**Exercise aim**
In the listing below, pick out lines with "cuyo".

──────── Task data

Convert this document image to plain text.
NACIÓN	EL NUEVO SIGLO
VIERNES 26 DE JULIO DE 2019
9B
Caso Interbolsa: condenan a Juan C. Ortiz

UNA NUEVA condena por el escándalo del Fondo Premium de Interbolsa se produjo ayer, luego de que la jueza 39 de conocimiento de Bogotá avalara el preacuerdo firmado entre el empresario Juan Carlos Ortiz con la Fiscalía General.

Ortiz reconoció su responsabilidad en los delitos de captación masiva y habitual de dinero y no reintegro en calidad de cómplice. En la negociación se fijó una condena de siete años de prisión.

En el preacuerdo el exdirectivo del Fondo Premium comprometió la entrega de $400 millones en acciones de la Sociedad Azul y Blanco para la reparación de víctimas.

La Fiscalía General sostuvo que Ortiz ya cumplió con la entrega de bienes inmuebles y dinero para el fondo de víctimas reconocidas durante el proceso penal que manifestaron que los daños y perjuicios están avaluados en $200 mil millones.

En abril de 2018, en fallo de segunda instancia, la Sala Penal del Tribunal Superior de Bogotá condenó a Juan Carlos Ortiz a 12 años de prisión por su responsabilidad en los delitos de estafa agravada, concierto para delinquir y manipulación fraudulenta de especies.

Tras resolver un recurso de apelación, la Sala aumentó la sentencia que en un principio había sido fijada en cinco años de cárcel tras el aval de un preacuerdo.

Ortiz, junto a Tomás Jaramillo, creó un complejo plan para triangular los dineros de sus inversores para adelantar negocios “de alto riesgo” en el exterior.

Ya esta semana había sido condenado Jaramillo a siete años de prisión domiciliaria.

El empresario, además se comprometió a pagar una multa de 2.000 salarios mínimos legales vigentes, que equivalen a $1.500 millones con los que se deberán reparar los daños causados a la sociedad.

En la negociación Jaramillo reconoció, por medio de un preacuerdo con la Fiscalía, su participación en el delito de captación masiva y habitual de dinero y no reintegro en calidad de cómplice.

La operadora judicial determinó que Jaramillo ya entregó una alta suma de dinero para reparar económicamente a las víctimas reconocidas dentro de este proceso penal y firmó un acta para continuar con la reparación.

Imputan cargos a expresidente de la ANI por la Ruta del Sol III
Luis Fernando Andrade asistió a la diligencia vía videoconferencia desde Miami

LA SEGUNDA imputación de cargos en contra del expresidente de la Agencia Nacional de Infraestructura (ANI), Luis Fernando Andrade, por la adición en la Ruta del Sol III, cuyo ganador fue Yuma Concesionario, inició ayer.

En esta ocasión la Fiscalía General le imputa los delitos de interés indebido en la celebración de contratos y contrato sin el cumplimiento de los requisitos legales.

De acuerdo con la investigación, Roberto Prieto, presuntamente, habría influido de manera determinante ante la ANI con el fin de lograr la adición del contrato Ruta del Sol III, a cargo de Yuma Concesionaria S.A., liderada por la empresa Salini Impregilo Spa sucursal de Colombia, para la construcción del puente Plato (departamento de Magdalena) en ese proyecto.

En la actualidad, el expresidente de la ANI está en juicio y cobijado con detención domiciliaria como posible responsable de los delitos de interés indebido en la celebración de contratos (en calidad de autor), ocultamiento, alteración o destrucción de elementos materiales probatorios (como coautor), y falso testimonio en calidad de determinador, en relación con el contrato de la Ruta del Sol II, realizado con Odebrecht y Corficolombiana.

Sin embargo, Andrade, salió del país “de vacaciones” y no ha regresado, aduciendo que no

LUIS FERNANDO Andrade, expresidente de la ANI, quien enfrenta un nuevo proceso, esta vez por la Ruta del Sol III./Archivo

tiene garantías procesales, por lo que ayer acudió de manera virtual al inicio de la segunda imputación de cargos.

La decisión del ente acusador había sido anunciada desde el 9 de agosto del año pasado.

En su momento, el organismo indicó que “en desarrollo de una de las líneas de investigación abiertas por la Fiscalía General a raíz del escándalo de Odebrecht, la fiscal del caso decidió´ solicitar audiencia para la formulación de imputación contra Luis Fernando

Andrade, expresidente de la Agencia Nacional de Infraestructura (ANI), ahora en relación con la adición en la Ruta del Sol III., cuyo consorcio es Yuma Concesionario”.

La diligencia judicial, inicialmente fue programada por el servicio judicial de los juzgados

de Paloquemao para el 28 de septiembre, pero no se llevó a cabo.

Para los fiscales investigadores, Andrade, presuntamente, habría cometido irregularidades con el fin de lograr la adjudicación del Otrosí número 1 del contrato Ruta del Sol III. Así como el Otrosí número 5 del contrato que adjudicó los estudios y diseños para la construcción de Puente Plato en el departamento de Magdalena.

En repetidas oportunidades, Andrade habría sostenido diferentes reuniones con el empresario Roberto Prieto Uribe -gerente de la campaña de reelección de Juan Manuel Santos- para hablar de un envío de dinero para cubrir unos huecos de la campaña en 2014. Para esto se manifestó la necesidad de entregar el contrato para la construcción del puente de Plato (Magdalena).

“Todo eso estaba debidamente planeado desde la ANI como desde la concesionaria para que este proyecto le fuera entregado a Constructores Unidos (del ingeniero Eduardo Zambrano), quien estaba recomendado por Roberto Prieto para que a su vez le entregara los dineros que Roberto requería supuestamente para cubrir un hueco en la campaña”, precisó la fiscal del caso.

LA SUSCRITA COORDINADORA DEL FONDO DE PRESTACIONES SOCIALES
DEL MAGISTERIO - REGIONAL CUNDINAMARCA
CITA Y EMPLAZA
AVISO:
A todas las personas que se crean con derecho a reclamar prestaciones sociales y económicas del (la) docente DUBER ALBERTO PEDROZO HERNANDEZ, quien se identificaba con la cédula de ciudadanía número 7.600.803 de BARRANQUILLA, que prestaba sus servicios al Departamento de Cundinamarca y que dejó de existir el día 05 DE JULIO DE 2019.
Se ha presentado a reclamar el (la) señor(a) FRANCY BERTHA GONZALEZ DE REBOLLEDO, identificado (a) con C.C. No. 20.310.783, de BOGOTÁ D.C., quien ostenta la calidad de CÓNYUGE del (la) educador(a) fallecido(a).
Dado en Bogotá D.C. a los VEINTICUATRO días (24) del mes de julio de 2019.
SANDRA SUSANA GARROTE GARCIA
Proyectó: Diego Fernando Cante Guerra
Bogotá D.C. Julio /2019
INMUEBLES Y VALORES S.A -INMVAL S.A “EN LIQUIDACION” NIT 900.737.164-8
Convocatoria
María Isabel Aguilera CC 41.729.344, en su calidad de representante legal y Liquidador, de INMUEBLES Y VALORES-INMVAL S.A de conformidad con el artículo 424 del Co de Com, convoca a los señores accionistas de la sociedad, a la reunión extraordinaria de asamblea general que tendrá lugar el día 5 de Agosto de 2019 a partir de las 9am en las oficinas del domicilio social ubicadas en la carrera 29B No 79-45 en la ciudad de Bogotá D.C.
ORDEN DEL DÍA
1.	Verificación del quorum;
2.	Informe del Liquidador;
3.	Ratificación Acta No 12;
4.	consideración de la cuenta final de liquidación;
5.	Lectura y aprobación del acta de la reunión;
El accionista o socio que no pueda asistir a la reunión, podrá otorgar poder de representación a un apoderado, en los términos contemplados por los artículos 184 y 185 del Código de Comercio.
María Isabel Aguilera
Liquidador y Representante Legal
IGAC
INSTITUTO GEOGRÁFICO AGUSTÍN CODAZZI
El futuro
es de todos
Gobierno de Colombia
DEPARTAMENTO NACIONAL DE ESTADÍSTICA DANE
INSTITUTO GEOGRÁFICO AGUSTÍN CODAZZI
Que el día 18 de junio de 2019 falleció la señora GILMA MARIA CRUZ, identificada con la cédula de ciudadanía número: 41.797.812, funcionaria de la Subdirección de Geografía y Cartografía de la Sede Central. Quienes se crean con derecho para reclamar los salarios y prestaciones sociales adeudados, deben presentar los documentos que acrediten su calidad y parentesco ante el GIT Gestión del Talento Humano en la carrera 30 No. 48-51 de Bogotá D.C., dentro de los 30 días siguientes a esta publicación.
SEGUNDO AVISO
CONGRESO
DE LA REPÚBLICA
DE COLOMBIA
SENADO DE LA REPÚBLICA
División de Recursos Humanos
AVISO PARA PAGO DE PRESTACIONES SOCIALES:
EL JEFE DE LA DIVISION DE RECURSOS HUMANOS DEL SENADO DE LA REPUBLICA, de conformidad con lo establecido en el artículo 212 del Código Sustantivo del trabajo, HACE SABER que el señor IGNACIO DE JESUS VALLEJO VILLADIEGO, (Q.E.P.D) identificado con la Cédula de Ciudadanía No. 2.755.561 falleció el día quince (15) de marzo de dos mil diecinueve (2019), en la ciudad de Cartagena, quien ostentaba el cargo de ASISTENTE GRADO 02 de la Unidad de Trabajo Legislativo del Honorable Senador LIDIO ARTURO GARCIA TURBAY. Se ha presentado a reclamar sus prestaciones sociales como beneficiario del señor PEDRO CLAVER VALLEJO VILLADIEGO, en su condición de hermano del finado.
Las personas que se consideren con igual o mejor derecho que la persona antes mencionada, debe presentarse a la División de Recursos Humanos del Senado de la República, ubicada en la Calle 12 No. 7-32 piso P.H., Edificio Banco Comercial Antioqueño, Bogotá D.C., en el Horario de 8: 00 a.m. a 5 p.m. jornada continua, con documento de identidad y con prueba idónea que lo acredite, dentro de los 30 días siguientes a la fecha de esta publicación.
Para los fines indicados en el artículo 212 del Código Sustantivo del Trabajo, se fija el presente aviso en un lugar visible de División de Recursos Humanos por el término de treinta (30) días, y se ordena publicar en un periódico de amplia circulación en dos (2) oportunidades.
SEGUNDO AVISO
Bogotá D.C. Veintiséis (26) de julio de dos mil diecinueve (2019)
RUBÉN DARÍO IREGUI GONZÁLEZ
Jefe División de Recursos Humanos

────────────────

**The solution**
LA SEGUNDA imputación de cargos en contra del expresidente de la Agencia Nacional de Infraestructura (ANI), Luis Fernando Andrade, por la adición en la Ruta del Sol III, cuyo ganador fue Yuma Concesionario, inició ayer.
Andrade, expresidente de la Agencia Nacional de Infraestructura (ANI), ahora en relación con la adición en la Ruta del Sol III., cuyo consorcio es Yuma Concesionario”.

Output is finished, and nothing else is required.